EXERCISE PROMPT: Copy out all lines of the records in which the word "Korjaamaton" appears.

RECORDS FOR PROCESSING:
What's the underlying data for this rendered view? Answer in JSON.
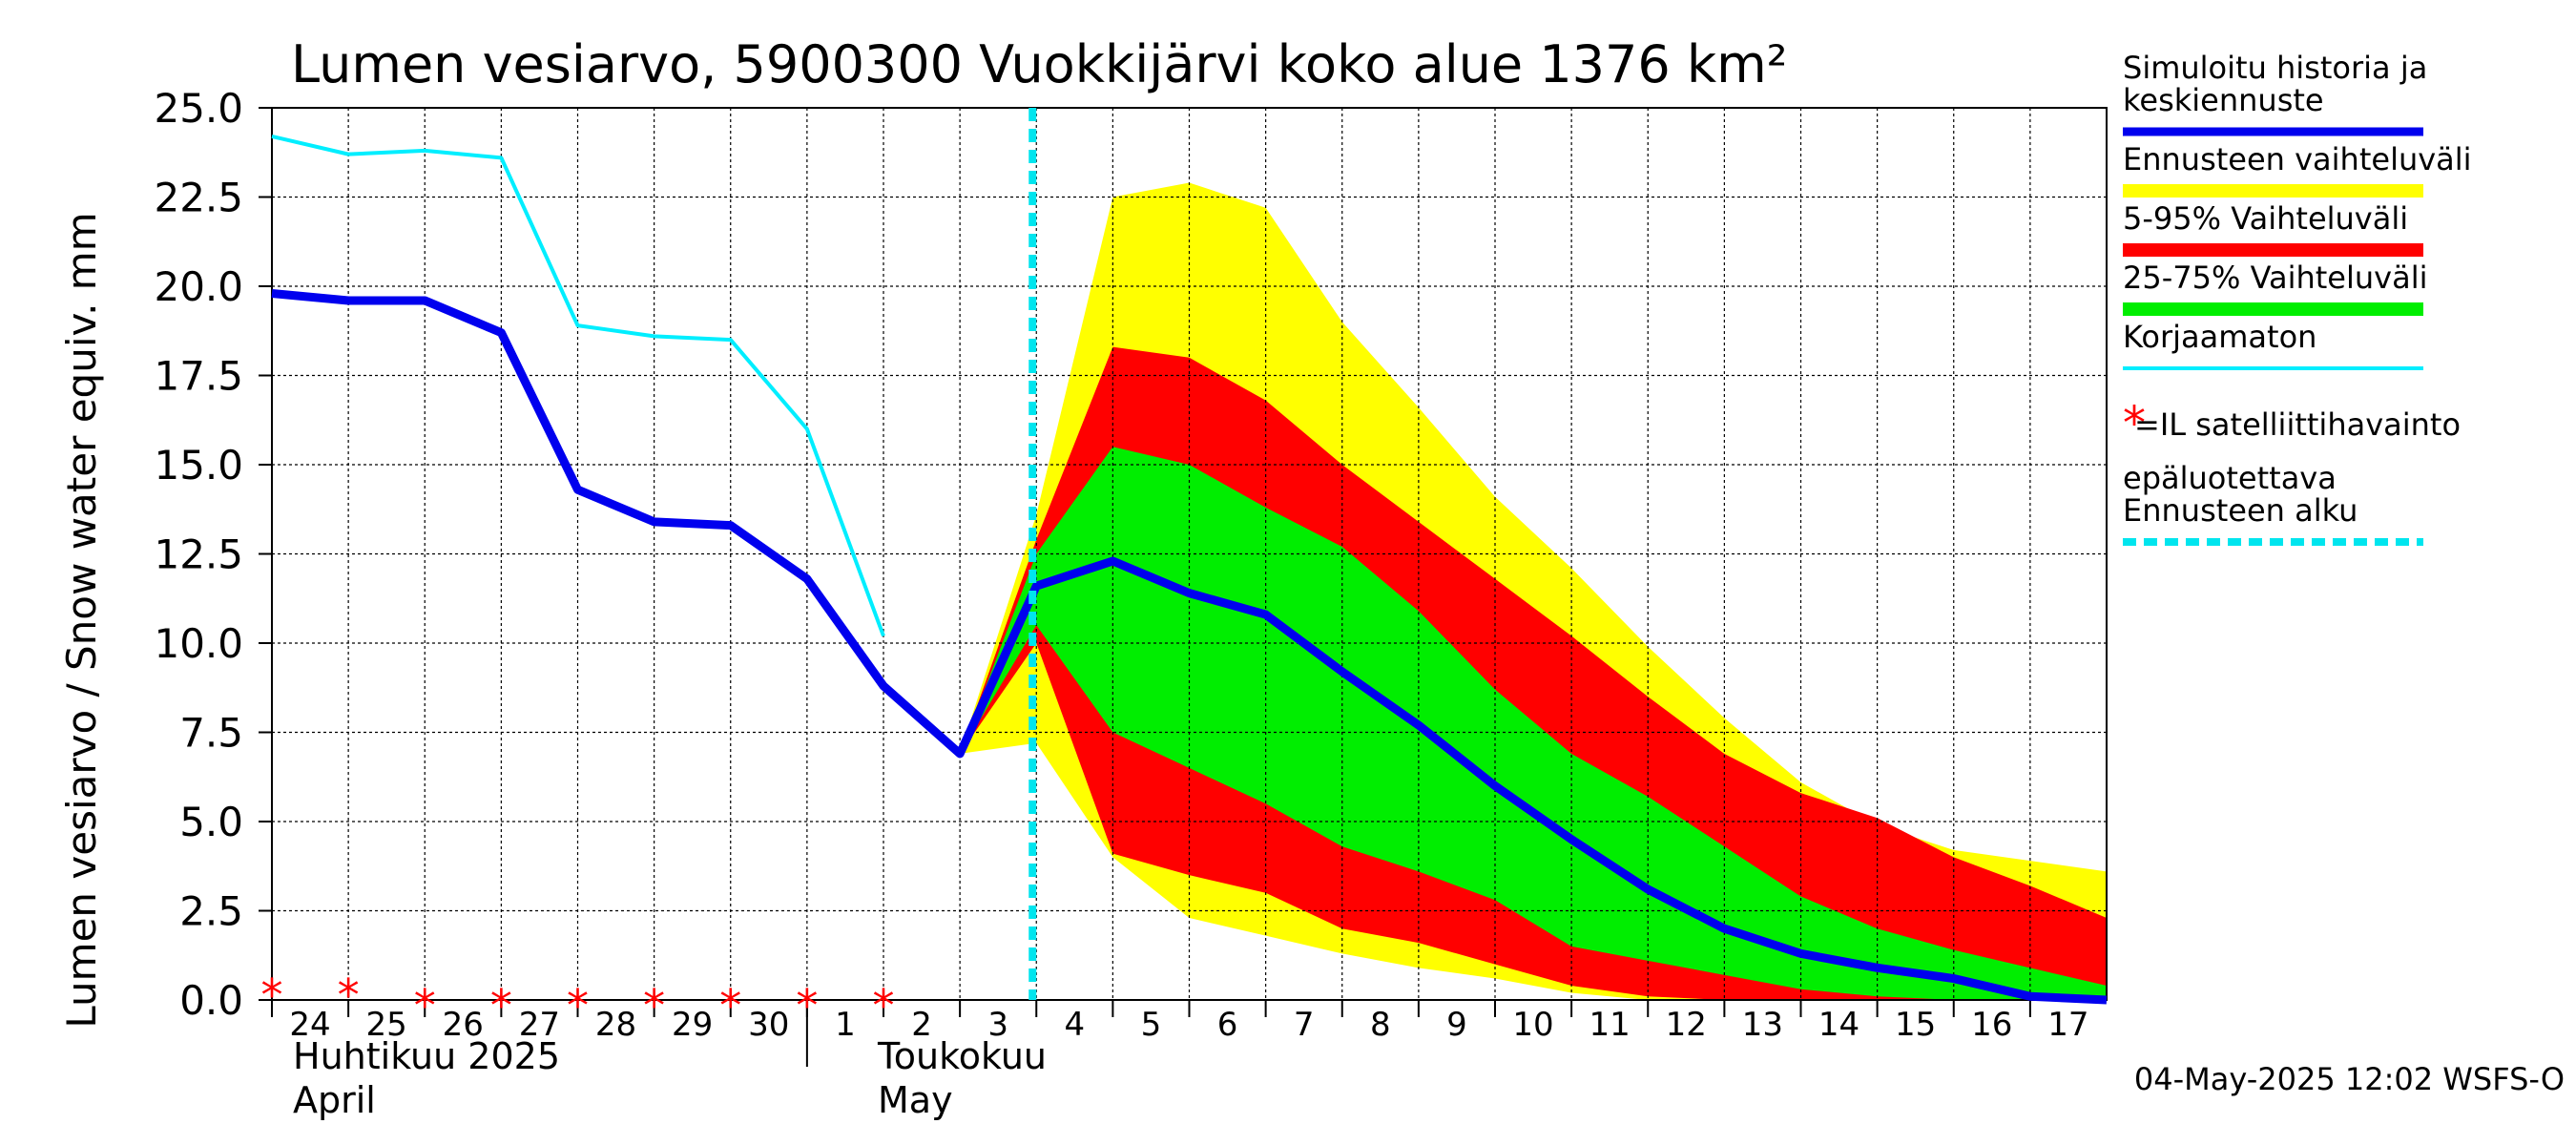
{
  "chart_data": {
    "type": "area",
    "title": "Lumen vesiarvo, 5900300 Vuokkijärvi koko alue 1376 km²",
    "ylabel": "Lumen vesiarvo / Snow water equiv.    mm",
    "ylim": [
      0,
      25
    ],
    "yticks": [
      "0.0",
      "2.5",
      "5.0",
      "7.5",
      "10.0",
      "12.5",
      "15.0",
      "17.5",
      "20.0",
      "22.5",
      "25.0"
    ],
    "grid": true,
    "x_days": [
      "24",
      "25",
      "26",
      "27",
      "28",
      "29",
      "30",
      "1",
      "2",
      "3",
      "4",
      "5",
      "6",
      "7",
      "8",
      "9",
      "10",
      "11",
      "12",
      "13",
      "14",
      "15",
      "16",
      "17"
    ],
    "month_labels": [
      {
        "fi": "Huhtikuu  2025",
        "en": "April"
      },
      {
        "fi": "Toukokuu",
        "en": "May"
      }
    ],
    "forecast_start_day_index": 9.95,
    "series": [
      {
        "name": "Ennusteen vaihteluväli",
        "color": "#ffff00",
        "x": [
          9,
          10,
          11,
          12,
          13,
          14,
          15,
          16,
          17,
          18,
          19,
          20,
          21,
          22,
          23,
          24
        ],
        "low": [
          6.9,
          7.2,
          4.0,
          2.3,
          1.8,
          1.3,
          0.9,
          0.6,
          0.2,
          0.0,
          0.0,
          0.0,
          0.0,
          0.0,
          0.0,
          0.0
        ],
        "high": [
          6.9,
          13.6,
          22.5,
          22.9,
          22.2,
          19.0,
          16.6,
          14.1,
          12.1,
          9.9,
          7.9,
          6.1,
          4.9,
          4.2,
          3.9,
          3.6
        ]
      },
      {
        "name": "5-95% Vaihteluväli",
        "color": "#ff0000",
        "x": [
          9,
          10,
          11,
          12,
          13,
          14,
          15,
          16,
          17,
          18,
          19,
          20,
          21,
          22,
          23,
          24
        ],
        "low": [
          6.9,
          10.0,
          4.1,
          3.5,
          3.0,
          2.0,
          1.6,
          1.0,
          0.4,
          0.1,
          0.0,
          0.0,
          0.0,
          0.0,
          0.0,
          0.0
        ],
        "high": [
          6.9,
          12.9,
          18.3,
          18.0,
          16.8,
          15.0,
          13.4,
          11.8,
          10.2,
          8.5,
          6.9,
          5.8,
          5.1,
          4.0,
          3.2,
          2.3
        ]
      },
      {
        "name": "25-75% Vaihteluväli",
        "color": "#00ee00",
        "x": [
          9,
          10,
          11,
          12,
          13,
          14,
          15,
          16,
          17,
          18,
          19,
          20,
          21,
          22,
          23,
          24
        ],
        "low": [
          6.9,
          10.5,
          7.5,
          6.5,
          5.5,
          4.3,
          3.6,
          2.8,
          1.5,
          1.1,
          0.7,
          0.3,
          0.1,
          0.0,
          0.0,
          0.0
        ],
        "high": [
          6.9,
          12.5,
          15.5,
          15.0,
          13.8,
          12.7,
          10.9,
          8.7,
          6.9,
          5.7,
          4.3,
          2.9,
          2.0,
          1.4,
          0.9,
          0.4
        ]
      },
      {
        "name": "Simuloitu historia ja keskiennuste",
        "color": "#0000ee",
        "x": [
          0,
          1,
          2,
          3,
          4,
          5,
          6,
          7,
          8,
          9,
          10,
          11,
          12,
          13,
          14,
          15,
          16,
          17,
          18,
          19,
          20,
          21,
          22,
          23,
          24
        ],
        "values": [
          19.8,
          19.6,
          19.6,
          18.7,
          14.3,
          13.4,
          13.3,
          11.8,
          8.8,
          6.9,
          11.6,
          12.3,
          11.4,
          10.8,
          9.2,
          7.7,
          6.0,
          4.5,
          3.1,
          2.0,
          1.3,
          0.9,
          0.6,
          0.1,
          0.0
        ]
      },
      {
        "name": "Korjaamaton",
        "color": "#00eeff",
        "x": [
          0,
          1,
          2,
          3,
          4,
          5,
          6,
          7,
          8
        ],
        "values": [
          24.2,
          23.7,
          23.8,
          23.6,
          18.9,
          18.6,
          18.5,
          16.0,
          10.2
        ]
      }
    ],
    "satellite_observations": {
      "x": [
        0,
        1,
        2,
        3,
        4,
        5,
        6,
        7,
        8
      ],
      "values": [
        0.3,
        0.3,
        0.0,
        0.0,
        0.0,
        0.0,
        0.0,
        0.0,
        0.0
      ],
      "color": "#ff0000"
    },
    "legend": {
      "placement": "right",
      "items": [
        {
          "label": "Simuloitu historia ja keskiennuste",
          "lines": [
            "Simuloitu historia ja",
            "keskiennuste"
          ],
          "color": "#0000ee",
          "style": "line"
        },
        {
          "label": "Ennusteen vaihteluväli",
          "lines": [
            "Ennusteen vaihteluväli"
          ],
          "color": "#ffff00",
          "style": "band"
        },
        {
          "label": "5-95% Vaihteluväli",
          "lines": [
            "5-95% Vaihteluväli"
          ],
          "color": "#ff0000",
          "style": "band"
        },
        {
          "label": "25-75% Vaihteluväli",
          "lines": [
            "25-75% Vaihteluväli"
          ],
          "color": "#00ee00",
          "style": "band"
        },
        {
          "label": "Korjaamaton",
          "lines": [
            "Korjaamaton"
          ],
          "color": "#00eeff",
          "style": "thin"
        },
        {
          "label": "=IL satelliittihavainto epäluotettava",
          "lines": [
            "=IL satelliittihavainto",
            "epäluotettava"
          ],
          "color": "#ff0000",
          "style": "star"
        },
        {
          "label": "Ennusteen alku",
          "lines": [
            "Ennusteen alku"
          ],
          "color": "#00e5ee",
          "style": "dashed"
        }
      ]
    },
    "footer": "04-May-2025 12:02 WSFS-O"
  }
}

---

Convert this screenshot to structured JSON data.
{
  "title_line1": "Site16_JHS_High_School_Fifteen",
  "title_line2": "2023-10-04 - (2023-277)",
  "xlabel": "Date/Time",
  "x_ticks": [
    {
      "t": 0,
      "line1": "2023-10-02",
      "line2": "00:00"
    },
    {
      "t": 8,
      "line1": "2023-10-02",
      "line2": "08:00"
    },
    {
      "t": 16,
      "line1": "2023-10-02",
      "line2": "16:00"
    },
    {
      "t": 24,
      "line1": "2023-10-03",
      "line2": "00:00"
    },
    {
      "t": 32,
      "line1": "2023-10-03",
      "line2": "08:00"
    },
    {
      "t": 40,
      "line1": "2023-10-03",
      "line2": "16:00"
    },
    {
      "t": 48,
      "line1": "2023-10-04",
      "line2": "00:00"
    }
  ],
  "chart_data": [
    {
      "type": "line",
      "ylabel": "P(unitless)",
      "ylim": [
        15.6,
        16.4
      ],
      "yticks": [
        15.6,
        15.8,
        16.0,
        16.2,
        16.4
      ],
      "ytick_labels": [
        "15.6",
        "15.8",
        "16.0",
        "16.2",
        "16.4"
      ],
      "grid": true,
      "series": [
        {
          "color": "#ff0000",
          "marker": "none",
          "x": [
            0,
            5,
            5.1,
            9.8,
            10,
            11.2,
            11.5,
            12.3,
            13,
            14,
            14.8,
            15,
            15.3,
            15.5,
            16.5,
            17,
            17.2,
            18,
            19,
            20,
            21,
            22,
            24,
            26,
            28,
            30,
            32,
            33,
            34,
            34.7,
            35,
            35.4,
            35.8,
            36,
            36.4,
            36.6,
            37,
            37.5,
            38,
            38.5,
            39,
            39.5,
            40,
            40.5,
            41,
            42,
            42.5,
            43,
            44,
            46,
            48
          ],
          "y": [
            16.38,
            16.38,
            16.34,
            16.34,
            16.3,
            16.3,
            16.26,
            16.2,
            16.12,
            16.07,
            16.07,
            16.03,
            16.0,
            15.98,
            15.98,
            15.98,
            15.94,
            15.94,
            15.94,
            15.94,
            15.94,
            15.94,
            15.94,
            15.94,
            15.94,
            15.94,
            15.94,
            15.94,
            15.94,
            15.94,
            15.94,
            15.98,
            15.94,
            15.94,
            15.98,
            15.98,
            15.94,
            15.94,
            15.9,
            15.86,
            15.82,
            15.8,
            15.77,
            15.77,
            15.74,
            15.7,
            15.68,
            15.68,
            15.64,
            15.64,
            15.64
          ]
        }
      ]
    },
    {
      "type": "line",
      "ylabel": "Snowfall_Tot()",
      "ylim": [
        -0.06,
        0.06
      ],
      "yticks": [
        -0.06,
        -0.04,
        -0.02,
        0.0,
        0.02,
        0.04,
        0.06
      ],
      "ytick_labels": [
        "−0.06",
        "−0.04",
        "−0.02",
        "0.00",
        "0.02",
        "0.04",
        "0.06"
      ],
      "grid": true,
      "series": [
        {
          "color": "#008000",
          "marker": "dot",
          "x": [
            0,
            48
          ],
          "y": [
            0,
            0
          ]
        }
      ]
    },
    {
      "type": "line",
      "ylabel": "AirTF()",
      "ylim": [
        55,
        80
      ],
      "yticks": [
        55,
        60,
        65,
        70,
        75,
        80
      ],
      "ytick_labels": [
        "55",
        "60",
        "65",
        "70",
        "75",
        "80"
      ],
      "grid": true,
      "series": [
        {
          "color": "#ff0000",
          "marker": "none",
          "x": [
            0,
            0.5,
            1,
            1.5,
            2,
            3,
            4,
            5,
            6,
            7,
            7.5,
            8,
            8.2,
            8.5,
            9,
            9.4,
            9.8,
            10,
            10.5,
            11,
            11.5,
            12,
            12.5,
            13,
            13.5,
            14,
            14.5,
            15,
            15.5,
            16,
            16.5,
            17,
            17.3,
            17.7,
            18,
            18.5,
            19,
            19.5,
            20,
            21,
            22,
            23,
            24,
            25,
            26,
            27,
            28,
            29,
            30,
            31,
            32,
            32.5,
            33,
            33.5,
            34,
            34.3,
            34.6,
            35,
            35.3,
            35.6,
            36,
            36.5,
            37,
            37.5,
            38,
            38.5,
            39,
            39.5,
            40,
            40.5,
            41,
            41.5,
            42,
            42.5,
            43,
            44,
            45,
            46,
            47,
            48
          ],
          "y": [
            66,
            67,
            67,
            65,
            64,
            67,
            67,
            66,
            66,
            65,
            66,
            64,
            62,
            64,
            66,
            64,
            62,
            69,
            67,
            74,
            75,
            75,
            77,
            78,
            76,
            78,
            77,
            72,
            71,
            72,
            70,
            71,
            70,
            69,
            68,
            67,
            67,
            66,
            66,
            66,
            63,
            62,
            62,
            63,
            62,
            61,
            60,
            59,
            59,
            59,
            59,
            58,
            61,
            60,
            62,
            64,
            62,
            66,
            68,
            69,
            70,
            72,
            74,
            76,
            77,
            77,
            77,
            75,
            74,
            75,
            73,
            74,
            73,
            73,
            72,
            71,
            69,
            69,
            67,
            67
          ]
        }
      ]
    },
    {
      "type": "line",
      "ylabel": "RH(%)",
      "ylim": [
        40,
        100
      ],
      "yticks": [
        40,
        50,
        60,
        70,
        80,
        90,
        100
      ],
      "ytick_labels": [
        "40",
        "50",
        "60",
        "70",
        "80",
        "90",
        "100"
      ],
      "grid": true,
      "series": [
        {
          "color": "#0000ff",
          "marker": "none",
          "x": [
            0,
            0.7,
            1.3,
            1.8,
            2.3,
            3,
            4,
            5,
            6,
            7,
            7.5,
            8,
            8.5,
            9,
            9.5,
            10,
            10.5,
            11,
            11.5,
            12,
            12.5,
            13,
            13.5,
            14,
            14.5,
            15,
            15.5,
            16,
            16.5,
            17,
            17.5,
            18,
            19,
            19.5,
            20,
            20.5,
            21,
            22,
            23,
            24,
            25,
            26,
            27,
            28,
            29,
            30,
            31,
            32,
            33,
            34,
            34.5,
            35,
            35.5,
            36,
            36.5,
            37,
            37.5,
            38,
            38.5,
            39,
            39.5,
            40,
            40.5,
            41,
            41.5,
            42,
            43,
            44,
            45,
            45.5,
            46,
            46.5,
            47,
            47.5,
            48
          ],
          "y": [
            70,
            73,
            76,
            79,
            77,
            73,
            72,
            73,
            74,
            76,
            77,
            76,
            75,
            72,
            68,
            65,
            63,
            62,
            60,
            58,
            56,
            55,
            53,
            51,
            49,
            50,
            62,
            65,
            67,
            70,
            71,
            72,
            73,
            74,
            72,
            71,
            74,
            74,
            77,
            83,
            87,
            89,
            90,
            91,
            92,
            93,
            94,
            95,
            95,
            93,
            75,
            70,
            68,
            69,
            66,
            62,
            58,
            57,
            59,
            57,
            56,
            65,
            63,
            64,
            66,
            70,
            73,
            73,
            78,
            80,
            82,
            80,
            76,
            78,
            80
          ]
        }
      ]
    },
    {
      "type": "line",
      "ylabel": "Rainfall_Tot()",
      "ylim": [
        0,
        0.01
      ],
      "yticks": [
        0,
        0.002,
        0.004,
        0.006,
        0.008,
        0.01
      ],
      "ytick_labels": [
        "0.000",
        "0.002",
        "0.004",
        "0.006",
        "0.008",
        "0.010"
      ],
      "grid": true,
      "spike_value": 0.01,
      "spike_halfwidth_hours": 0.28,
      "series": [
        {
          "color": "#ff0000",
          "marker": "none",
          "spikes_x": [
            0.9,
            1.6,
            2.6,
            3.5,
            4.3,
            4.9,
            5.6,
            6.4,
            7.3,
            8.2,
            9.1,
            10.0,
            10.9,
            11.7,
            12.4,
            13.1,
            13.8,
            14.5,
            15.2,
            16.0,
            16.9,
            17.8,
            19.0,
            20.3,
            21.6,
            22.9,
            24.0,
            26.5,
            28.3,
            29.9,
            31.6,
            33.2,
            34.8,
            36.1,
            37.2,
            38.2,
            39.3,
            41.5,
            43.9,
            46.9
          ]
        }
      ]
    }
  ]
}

CORRECT ANSWER:
        "name": "Korjaamaton",
          "label": "Korjaamaton",
            "Korjaamaton"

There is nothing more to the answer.